Saved entries:
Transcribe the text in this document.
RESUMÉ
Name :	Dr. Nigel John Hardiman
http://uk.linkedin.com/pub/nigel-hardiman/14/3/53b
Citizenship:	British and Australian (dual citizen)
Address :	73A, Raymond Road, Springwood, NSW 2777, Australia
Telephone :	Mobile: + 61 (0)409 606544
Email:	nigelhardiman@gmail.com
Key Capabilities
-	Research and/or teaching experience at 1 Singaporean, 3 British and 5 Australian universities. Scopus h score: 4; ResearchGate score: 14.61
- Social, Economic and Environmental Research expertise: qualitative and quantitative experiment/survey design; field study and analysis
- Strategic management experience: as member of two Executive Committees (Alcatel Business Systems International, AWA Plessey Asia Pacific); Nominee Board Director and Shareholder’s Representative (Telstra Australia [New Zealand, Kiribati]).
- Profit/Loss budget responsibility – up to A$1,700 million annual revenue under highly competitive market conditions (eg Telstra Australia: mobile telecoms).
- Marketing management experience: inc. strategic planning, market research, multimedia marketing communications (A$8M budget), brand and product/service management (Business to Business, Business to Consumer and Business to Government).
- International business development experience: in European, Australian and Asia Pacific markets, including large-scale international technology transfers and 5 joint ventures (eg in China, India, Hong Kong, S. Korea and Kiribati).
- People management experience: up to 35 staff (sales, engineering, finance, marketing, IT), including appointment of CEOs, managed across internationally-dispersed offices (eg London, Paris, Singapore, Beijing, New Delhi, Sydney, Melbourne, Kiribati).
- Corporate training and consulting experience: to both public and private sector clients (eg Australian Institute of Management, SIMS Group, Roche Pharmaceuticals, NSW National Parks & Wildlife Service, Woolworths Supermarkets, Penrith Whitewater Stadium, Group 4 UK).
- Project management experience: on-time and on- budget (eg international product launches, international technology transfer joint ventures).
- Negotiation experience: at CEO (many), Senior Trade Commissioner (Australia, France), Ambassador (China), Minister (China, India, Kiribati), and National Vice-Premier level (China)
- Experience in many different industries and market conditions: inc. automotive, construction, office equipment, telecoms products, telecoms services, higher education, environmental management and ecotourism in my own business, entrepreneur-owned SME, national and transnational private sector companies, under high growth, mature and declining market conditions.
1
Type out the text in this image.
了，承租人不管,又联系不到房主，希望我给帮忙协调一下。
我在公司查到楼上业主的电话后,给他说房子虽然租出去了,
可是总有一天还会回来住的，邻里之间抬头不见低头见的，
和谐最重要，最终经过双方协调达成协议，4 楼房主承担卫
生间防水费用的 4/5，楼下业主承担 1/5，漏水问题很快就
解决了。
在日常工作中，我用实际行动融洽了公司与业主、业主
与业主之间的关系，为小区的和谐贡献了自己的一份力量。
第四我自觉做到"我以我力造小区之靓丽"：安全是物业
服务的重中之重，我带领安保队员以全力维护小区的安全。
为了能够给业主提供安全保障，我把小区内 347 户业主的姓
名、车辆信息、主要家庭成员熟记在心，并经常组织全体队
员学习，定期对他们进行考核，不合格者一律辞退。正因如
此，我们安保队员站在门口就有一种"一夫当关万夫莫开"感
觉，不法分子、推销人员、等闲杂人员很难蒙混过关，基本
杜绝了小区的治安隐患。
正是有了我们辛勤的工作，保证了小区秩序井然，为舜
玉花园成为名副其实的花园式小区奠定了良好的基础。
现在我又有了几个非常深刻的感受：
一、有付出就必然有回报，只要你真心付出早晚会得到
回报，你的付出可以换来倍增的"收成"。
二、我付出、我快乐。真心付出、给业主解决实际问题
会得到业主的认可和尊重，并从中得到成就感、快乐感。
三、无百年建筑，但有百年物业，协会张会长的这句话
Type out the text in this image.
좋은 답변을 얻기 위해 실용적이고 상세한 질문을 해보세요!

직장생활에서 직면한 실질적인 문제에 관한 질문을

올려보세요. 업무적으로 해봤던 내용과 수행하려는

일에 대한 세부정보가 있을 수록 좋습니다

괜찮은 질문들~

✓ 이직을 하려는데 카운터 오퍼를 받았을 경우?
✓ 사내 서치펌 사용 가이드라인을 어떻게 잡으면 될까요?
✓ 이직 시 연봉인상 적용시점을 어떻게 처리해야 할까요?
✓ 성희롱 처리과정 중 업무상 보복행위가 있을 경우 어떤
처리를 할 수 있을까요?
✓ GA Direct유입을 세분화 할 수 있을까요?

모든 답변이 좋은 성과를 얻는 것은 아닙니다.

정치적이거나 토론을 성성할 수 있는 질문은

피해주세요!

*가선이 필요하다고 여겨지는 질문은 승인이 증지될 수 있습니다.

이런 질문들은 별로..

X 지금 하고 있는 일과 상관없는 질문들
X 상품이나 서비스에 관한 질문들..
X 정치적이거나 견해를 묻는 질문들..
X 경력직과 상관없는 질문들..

§ JOB
Copy out each line in the preceding records that contains "British".

§ RESULT OF THE EXERCISE
Citizenship:	British and Australian (dual citizen)
-	Research and/or teaching experience at 1 Singaporean, 3 British and 5 Australian universities. Scopus h score: 4; ResearchGate score: 14.61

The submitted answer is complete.